TASK BRIEF:
Return the entries verbatim and drop every picture.

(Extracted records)
⟨

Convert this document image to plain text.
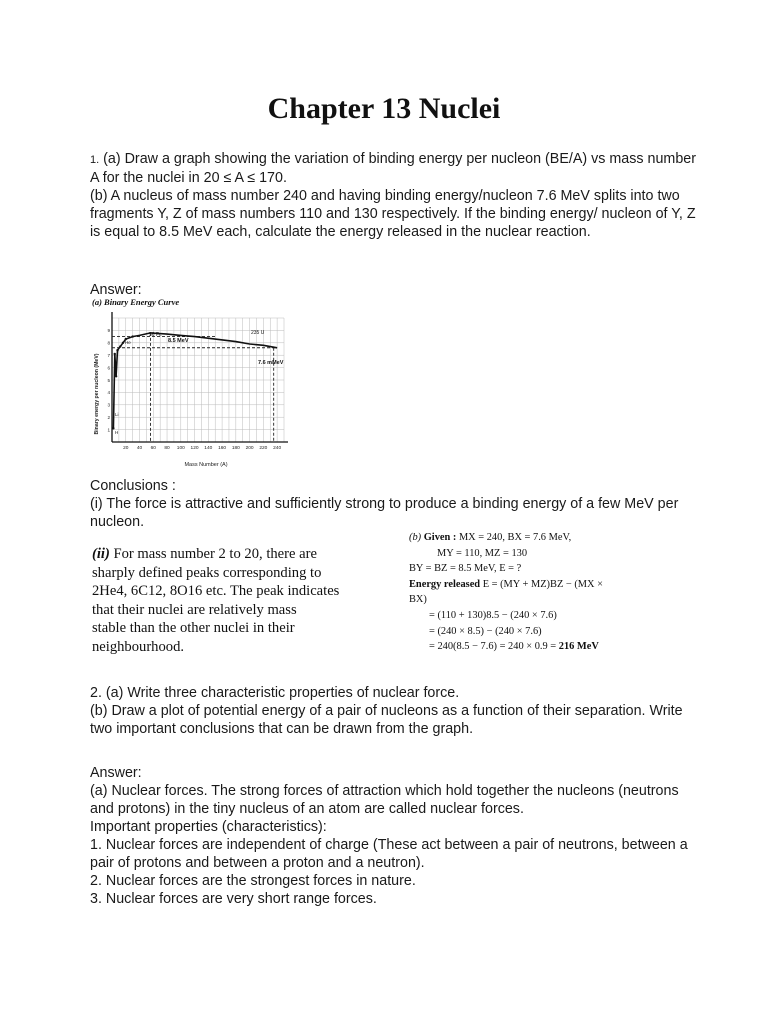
Chapter 13 Nuclei

1. (a) Draw a graph showing the variation of binding energy per nucleon (BE/A) vs mass number A for the nuclei in 20 ≤ A ≤ 170.

(b) A nucleus of mass number 240 and having binding energy/nucleon 7.6 MeV splits into two fragments Y, Z of mass numbers 110 and 130 respectively. If the binding energy/ nucleon of Y, Z is equal to 8.5 MeV each, calculate the energy released in the nuclear reaction.

Answer:
(a) Binary Energy Curve
Binary energy per nucleon (MeV)
Mass Number (A)
1
2
3
4
5
6
7
8
9
20 40 60 80 100 120 140 160 180 200 220 240
8.5 MeV
7.6 mMeV
56 Fe	235 U
He
Li
H

Conclusions :

(i) The force is attractive and sufficiently strong to produce a binding energy of a few MeV per nucleon.

(ii) For mass number 2 to 20, there are
sharply defined peaks corresponding to
2He4, 6C12, 8O16 etc. The peak indicates
that their nuclei are relatively mass
stable than the other nuclei in their
neighbourhood.
(b) Given : MX = 240, BX = 7.6 MeV,
MY = 110, MZ = 130
BY = BZ = 8.5 MeV, E = ?
Energy released E = (MY + MZ)BZ − (MX ×
BX)
= (110 + 130)8.5 − (240 × 7.6)
= (240 × 8.5) − (240 × 7.6)
= 240(8.5 − 7.6) = 240 × 0.9 = 216 MeV

2. (a) Write three characteristic properties of nuclear force.

(b) Draw a plot of potential energy of a pair of nucleons as a function of their separation. Write two important conclusions that can be drawn from the graph.

Answer:

(a) Nuclear forces. The strong forces of attraction which hold together the nucleons (neutrons and protons) in the tiny nucleus of an atom are called nuclear forces.

Important properties (characteristics):

1. Nuclear forces are independent of charge (These act between a pair of neutrons, between a pair of protons and between a proton and a neutron).

2. Nuclear forces are the strongest forces in nature.

3. Nuclear forces are very short range forces.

⟩

OUTPUT FOR THIS EXERCISE:
Convert this document image to plain text.
Chapter 13 Nuclei

1. (a) Draw a graph showing the variation of binding energy per nucleon (BE/A) vs mass number A for the nuclei in 20 ≤ A ≤ 170.

(b) A nucleus of mass number 240 and having binding energy/nucleon 7.6 MeV splits into two fragments Y, Z of mass numbers 110 and 130 respectively. If the binding energy/ nucleon of Y, Z is equal to 8.5 MeV each, calculate the energy released in the nuclear reaction.

Answer:
(a) Binary Energy Curve
Binary energy per nucleon (MeV)
Mass Number (A)
1
2
3
4
5
6
7
8
9
20 40 60 80 100 120 140 160 180 200 220 240
8.5 MeV
7.6 mMeV
56 Fe	235 U
He
Li
H

Conclusions :

(i) The force is attractive and sufficiently strong to produce a binding energy of a few MeV per nucleon.

(ii) For mass number 2 to 20, there are
sharply defined peaks corresponding to
2He4, 6C12, 8O16 etc. The peak indicates
that their nuclei are relatively mass
stable than the other nuclei in their
neighbourhood.
(b) Given : MX = 240, BX = 7.6 MeV,
MY = 110, MZ = 130
BY = BZ = 8.5 MeV, E = ?
Energy released E = (MY + MZ)BZ − (MX ×
BX)
= (110 + 130)8.5 − (240 × 7.6)
= (240 × 8.5) − (240 × 7.6)
= 240(8.5 − 7.6) = 240 × 0.9 = 216 MeV

2. (a) Write three characteristic properties of nuclear force.

(b) Draw a plot of potential energy of a pair of nucleons as a function of their separation. Write two important conclusions that can be drawn from the graph.

Answer:

(a) Nuclear forces. The strong forces of attraction which hold together the nucleons (neutrons and protons) in the tiny nucleus of an atom are called nuclear forces.

Important properties (characteristics):

1. Nuclear forces are independent of charge (These act between a pair of neutrons, between a pair of protons and between a proton and a neutron).

2. Nuclear forces are the strongest forces in nature.

3. Nuclear forces are very short range forces.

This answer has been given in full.